Short problem: Copy the records word for word, starting at the first line and ending at the line that contains "text-line (149, 1009, 1013, 1036)".
:: Data in this exercise
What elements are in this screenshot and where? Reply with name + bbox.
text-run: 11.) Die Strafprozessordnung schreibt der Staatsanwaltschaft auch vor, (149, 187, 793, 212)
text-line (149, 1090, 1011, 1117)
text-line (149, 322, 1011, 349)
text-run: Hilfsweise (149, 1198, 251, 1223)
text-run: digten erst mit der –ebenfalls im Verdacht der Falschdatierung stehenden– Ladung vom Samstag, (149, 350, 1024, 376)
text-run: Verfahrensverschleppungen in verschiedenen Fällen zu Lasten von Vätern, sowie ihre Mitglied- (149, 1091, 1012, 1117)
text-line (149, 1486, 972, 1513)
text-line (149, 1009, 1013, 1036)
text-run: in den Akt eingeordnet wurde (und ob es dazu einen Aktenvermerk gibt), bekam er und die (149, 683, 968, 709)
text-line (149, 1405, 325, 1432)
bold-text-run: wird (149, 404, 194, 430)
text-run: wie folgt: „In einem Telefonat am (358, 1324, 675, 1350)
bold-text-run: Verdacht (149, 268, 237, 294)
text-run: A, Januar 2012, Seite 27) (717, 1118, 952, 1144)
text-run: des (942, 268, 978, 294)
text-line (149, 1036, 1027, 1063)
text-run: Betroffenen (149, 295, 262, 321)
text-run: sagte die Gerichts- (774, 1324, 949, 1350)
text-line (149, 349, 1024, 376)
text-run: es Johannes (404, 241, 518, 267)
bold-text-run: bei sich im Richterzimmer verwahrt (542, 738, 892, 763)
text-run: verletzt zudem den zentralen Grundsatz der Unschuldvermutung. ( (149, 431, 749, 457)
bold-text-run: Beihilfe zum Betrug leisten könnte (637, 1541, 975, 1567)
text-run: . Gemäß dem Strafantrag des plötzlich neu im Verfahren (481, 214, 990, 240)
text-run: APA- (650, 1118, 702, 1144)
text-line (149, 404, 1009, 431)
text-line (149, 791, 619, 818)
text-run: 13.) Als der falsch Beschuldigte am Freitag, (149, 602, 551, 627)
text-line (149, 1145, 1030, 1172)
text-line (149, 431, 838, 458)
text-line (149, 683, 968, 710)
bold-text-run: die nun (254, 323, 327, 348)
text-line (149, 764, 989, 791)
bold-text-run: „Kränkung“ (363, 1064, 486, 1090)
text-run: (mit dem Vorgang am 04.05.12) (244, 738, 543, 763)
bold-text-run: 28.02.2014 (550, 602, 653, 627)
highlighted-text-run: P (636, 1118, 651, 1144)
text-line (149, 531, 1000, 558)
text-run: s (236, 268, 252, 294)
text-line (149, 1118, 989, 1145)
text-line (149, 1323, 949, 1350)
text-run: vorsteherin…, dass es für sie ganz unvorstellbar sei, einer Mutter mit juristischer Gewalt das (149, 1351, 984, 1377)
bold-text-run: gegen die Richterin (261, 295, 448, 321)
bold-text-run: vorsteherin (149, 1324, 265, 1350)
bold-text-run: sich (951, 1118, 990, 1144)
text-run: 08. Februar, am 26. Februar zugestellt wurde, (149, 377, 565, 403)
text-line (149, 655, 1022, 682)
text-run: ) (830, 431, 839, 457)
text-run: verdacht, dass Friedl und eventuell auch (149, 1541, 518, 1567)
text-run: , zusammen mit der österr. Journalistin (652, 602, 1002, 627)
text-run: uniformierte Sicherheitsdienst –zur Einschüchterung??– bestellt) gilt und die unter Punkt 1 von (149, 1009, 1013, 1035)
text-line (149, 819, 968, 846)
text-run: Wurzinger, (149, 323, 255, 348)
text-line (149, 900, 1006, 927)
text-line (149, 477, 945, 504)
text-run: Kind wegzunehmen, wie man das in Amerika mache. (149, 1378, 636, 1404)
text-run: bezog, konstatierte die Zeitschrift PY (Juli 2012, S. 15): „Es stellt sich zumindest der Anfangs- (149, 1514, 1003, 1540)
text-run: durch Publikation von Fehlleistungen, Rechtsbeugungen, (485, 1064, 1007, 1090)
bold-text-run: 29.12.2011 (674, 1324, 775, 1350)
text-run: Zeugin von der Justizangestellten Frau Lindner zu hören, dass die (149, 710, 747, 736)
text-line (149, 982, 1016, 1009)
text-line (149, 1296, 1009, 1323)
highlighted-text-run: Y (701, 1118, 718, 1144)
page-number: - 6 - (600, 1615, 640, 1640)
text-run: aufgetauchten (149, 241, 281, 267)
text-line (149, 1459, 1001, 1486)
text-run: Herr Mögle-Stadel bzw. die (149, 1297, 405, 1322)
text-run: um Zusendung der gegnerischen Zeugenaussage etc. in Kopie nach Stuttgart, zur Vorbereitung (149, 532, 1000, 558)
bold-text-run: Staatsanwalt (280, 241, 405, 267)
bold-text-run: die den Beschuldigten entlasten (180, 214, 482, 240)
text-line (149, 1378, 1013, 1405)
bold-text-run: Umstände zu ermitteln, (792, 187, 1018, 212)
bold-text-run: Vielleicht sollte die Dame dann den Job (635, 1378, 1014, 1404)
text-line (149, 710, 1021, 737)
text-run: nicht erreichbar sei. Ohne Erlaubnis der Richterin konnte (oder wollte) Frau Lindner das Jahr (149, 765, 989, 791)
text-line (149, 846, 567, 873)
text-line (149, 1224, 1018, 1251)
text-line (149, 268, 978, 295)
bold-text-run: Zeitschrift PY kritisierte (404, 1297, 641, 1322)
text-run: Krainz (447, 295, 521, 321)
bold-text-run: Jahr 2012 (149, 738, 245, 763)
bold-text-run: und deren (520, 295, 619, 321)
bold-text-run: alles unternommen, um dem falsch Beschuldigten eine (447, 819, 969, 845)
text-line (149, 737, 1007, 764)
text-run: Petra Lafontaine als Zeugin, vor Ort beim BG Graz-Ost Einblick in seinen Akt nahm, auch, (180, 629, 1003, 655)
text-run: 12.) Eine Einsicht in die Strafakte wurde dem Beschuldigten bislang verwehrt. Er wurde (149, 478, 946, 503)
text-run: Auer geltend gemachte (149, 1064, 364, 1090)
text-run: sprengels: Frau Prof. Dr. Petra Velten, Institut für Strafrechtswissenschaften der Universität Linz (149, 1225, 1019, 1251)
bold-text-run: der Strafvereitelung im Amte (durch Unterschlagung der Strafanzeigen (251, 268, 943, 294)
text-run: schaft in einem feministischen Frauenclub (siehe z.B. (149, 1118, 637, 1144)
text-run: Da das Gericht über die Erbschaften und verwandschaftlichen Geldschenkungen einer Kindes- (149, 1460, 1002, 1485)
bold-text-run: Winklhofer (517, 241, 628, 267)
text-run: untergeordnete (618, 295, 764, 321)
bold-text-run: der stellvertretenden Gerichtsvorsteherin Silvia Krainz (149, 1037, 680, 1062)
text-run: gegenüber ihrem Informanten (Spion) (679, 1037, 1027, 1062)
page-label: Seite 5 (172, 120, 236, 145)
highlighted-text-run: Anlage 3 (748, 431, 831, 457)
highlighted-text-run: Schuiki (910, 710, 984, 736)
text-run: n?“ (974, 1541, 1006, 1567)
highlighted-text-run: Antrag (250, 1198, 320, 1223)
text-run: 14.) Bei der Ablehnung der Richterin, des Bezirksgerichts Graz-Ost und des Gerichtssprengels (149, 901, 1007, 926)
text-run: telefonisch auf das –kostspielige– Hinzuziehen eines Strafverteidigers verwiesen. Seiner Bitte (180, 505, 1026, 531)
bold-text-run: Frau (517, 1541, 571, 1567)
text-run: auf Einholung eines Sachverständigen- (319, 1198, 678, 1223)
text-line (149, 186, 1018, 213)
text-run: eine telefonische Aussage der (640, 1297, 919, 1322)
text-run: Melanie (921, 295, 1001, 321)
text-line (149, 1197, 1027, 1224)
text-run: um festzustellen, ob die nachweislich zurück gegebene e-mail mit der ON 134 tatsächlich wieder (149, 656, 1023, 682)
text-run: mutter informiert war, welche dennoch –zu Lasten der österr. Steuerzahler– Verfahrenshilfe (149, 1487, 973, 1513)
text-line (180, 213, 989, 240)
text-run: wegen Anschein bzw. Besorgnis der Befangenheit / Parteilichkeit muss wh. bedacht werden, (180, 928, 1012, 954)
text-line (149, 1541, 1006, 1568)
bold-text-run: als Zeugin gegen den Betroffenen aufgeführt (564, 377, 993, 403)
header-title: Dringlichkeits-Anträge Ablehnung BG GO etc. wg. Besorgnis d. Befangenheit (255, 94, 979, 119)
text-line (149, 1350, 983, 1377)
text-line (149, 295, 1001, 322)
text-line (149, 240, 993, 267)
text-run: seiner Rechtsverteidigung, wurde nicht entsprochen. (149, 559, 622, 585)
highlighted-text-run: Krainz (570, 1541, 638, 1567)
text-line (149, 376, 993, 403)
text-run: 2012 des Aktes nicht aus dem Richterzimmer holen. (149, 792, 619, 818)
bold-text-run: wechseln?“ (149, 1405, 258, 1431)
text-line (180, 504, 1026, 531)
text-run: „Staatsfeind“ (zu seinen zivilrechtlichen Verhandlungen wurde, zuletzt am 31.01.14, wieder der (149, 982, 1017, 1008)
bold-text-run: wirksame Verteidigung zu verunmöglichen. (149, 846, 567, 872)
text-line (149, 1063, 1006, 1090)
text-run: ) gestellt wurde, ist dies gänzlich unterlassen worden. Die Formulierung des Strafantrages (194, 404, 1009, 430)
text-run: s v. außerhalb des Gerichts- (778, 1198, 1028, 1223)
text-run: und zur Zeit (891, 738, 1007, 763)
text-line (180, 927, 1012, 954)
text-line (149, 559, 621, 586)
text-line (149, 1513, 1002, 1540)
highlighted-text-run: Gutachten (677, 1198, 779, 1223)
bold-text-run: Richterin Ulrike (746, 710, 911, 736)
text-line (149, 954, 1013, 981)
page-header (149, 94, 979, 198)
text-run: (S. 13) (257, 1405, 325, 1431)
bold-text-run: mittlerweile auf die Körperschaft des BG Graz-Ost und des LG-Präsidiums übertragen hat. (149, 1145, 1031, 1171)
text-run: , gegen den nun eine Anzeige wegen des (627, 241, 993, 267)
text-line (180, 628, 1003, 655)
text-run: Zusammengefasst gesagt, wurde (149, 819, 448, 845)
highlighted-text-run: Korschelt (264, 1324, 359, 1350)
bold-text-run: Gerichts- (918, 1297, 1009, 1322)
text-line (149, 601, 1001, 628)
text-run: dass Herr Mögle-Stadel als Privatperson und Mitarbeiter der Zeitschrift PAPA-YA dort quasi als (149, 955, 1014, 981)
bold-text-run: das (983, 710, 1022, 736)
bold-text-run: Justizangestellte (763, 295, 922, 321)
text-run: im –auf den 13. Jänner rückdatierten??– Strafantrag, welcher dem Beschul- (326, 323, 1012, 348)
::::
Answer to this task:
What elements are in this screenshot and where? Reply with name + bbox.
text-run: 11.) Die Strafprozessordnung schreibt der Staatsanwaltschaft auch vor, (149, 187, 793, 212)
text-line (149, 1090, 1011, 1117)
text-line (149, 322, 1011, 349)
text-run: Hilfsweise (149, 1198, 251, 1223)
text-run: digten erst mit der –ebenfalls im Verdacht der Falschdatierung stehenden– Ladung vom Samstag, (149, 350, 1024, 376)
text-run: Verfahrensverschleppungen in verschiedenen Fällen zu Lasten von Vätern, sowie ihre Mitglied- (149, 1091, 1012, 1117)
text-line (149, 1486, 972, 1513)
text-line (149, 1009, 1013, 1036)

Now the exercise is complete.